#### Listing ####

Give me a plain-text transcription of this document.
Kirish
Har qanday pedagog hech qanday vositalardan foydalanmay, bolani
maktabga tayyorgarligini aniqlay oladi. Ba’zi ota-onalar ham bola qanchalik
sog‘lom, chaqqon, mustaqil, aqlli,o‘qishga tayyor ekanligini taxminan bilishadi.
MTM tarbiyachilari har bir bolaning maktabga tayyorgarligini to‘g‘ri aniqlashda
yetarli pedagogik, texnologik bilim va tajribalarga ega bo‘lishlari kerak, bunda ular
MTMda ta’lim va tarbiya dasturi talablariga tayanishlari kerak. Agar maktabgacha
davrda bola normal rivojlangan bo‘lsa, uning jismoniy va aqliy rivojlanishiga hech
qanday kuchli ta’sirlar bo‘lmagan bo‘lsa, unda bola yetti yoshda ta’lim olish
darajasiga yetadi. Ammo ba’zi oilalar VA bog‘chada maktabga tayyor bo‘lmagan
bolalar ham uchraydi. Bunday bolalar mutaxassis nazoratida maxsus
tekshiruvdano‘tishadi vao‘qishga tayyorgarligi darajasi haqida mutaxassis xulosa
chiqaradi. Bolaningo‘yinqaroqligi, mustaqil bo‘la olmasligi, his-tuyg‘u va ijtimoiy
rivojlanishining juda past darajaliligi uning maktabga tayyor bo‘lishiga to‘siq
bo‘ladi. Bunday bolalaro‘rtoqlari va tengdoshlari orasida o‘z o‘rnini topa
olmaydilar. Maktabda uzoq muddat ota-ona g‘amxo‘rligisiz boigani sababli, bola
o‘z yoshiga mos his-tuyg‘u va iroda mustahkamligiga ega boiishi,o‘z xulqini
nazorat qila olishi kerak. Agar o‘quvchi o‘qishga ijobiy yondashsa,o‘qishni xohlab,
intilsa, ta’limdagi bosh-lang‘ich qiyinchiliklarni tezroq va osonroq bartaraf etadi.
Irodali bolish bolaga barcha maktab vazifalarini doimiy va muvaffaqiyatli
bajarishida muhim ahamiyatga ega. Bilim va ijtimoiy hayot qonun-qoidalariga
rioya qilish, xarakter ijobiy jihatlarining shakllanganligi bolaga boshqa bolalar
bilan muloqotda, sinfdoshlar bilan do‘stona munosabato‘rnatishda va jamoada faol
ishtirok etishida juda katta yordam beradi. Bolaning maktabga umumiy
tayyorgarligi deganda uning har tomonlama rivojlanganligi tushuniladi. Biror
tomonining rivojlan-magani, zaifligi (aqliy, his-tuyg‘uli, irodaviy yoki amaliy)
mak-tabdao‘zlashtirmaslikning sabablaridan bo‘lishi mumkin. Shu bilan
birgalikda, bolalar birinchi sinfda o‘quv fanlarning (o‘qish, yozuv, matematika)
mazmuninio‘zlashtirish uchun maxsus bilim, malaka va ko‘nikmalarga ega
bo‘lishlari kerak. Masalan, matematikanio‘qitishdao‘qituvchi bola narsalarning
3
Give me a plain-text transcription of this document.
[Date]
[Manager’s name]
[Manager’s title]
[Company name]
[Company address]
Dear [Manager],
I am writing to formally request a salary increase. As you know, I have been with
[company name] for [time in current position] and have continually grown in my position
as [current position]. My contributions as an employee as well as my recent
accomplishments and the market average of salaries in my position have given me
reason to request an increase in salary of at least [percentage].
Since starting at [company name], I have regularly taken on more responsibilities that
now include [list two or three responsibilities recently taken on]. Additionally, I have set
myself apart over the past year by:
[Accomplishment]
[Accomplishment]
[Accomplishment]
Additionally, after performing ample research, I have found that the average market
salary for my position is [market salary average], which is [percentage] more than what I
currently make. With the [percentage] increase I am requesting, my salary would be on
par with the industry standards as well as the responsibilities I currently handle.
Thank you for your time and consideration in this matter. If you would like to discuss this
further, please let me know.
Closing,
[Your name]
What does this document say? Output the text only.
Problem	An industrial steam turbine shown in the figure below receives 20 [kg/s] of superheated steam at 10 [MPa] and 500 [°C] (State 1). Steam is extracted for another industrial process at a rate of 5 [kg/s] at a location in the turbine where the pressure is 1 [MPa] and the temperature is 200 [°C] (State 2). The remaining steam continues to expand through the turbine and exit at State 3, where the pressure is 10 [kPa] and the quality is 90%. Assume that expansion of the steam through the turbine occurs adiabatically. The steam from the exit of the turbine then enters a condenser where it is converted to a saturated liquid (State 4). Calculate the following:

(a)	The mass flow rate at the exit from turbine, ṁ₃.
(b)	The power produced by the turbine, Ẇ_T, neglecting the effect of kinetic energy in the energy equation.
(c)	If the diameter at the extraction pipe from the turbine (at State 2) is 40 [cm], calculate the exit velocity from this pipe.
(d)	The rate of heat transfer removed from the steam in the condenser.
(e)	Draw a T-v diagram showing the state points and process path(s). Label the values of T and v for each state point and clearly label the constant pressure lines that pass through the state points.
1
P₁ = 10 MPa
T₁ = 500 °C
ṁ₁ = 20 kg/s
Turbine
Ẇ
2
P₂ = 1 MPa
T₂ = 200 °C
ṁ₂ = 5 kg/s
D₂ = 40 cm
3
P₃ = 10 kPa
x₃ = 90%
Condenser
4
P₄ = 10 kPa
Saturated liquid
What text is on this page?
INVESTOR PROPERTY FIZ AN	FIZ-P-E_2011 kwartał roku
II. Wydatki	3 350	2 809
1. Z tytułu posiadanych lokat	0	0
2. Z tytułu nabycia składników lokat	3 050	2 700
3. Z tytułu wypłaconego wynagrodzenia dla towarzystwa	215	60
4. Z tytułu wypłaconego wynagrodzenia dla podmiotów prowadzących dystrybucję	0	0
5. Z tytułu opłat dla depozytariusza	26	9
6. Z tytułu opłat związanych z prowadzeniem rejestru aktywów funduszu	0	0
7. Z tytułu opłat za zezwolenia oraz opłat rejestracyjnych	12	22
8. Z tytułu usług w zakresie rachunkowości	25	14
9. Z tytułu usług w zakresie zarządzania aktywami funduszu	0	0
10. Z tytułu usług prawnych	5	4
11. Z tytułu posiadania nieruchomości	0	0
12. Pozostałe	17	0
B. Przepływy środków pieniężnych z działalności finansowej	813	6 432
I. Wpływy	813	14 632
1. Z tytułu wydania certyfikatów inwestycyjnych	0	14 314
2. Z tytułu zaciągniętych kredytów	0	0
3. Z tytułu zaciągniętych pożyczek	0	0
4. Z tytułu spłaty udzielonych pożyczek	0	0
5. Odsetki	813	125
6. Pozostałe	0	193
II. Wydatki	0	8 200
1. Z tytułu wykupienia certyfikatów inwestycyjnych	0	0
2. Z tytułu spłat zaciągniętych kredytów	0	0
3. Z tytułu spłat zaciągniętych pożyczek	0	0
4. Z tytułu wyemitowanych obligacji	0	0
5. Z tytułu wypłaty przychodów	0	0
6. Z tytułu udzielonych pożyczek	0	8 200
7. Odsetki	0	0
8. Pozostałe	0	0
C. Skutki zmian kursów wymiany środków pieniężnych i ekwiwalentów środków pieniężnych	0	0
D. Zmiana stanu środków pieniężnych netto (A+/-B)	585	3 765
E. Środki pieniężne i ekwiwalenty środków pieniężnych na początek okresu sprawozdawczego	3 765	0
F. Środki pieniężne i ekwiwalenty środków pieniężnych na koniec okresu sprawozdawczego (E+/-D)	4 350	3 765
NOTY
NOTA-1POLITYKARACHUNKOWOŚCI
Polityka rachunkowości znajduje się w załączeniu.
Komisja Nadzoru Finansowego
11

####

**Short problem:** Output all of the data again. Match it exactly.

**Exercise response:**
Give me a plain-text transcription of this document.
Kirish
Har qanday pedagog hech qanday vositalardan foydalanmay, bolani
maktabga tayyorgarligini aniqlay oladi. Ba’zi ota-onalar ham bola qanchalik
sog‘lom, chaqqon, mustaqil, aqlli,o‘qishga tayyor ekanligini taxminan bilishadi.
MTM tarbiyachilari har bir bolaning maktabga tayyorgarligini to‘g‘ri aniqlashda
yetarli pedagogik, texnologik bilim va tajribalarga ega bo‘lishlari kerak, bunda ular
MTMda ta’lim va tarbiya dasturi talablariga tayanishlari kerak. Agar maktabgacha
davrda bola normal rivojlangan bo‘lsa, uning jismoniy va aqliy rivojlanishiga hech
qanday kuchli ta’sirlar bo‘lmagan bo‘lsa, unda bola yetti yoshda ta’lim olish
darajasiga yetadi. Ammo ba’zi oilalar VA bog‘chada maktabga tayyor bo‘lmagan
bolalar ham uchraydi. Bunday bolalar mutaxassis nazoratida maxsus
tekshiruvdano‘tishadi vao‘qishga tayyorgarligi darajasi haqida mutaxassis xulosa
chiqaradi. Bolaningo‘yinqaroqligi, mustaqil bo‘la olmasligi, his-tuyg‘u va ijtimoiy
rivojlanishining juda past darajaliligi uning maktabga tayyor bo‘lishiga to‘siq
bo‘ladi. Bunday bolalaro‘rtoqlari va tengdoshlari orasida o‘z o‘rnini topa
olmaydilar. Maktabda uzoq muddat ota-ona g‘amxo‘rligisiz boigani sababli, bola
o‘z yoshiga mos his-tuyg‘u va iroda mustahkamligiga ega boiishi,o‘z xulqini
nazorat qila olishi kerak. Agar o‘quvchi o‘qishga ijobiy yondashsa,o‘qishni xohlab,
intilsa, ta’limdagi bosh-lang‘ich qiyinchiliklarni tezroq va osonroq bartaraf etadi.
Irodali bolish bolaga barcha maktab vazifalarini doimiy va muvaffaqiyatli
bajarishida muhim ahamiyatga ega. Bilim va ijtimoiy hayot qonun-qoidalariga
rioya qilish, xarakter ijobiy jihatlarining shakllanganligi bolaga boshqa bolalar
bilan muloqotda, sinfdoshlar bilan do‘stona munosabato‘rnatishda va jamoada faol
ishtirok etishida juda katta yordam beradi. Bolaning maktabga umumiy
tayyorgarligi deganda uning har tomonlama rivojlanganligi tushuniladi. Biror
tomonining rivojlan-magani, zaifligi (aqliy, his-tuyg‘uli, irodaviy yoki amaliy)
mak-tabdao‘zlashtirmaslikning sabablaridan bo‘lishi mumkin. Shu bilan
birgalikda, bolalar birinchi sinfda o‘quv fanlarning (o‘qish, yozuv, matematika)
mazmuninio‘zlashtirish uchun maxsus bilim, malaka va ko‘nikmalarga ega
bo‘lishlari kerak. Masalan, matematikanio‘qitishdao‘qituvchi bola narsalarning
3
Give me a plain-text transcription of this document.
[Date]
[Manager’s name]
[Manager’s title]
[Company name]
[Company address]
Dear [Manager],
I am writing to formally request a salary increase. As you know, I have been with
[company name] for [time in current position] and have continually grown in my position
as [current position]. My contributions as an employee as well as my recent
accomplishments and the market average of salaries in my position have given me
reason to request an increase in salary of at least [percentage].
Since starting at [company name], I have regularly taken on more responsibilities that
now include [list two or three responsibilities recently taken on]. Additionally, I have set
myself apart over the past year by:
[Accomplishment]
[Accomplishment]
[Accomplishment]
Additionally, after performing ample research, I have found that the average market
salary for my position is [market salary average], which is [percentage] more than what I
currently make. With the [percentage] increase I am requesting, my salary would be on
par with the industry standards as well as the responsibilities I currently handle.
Thank you for your time and consideration in this matter. If you would like to discuss this
further, please let me know.
Closing,
[Your name]
What does this document say? Output the text only.
Problem	An industrial steam turbine shown in the figure below receives 20 [kg/s] of superheated steam at 10 [MPa] and 500 [°C] (State 1). Steam is extracted for another industrial process at a rate of 5 [kg/s] at a location in the turbine where the pressure is 1 [MPa] and the temperature is 200 [°C] (State 2). The remaining steam continues to expand through the turbine and exit at State 3, where the pressure is 10 [kPa] and the quality is 90%. Assume that expansion of the steam through the turbine occurs adiabatically. The steam from the exit of the turbine then enters a condenser where it is converted to a saturated liquid (State 4). Calculate the following:

(a)	The mass flow rate at the exit from turbine, ṁ₃.
(b)	The power produced by the turbine, Ẇ_T, neglecting the effect of kinetic energy in the energy equation.
(c)	If the diameter at the extraction pipe from the turbine (at State 2) is 40 [cm], calculate the exit velocity from this pipe.
(d)	The rate of heat transfer removed from the steam in the condenser.
(e)	Draw a T-v diagram showing the state points and process path(s). Label the values of T and v for each state point and clearly label the constant pressure lines that pass through the state points.
1
P₁ = 10 MPa
T₁ = 500 °C
ṁ₁ = 20 kg/s
Turbine
Ẇ
2
P₂ = 1 MPa
T₂ = 200 °C
ṁ₂ = 5 kg/s
D₂ = 40 cm
3
P₃ = 10 kPa
x₃ = 90%
Condenser
4
P₄ = 10 kPa
Saturated liquid
What text is on this page?
INVESTOR PROPERTY FIZ AN	FIZ-P-E_2011 kwartał roku
II. Wydatki	3 350	2 809
1. Z tytułu posiadanych lokat	0	0
2. Z tytułu nabycia składników lokat	3 050	2 700
3. Z tytułu wypłaconego wynagrodzenia dla towarzystwa	215	60
4. Z tytułu wypłaconego wynagrodzenia dla podmiotów prowadzących dystrybucję	0	0
5. Z tytułu opłat dla depozytariusza	26	9
6. Z tytułu opłat związanych z prowadzeniem rejestru aktywów funduszu	0	0
7. Z tytułu opłat za zezwolenia oraz opłat rejestracyjnych	12	22
8. Z tytułu usług w zakresie rachunkowości	25	14
9. Z tytułu usług w zakresie zarządzania aktywami funduszu	0	0
10. Z tytułu usług prawnych	5	4
11. Z tytułu posiadania nieruchomości	0	0
12. Pozostałe	17	0
B. Przepływy środków pieniężnych z działalności finansowej	813	6 432
I. Wpływy	813	14 632
1. Z tytułu wydania certyfikatów inwestycyjnych	0	14 314
2. Z tytułu zaciągniętych kredytów	0	0
3. Z tytułu zaciągniętych pożyczek	0	0
4. Z tytułu spłaty udzielonych pożyczek	0	0
5. Odsetki	813	125
6. Pozostałe	0	193
II. Wydatki	0	8 200
1. Z tytułu wykupienia certyfikatów inwestycyjnych	0	0
2. Z tytułu spłat zaciągniętych kredytów	0	0
3. Z tytułu spłat zaciągniętych pożyczek	0	0
4. Z tytułu wyemitowanych obligacji	0	0
5. Z tytułu wypłaty przychodów	0	0
6. Z tytułu udzielonych pożyczek	0	8 200
7. Odsetki	0	0
8. Pozostałe	0	0
C. Skutki zmian kursów wymiany środków pieniężnych i ekwiwalentów środków pieniężnych	0	0
D. Zmiana stanu środków pieniężnych netto (A+/-B)	585	3 765
E. Środki pieniężne i ekwiwalenty środków pieniężnych na początek okresu sprawozdawczego	3 765	0
F. Środki pieniężne i ekwiwalenty środków pieniężnych na koniec okresu sprawozdawczego (E+/-D)	4 350	3 765
NOTY
NOTA-1POLITYKARACHUNKOWOŚCI
Polityka rachunkowości znajduje się w załączeniu.
Komisja Nadzoru Finansowego
11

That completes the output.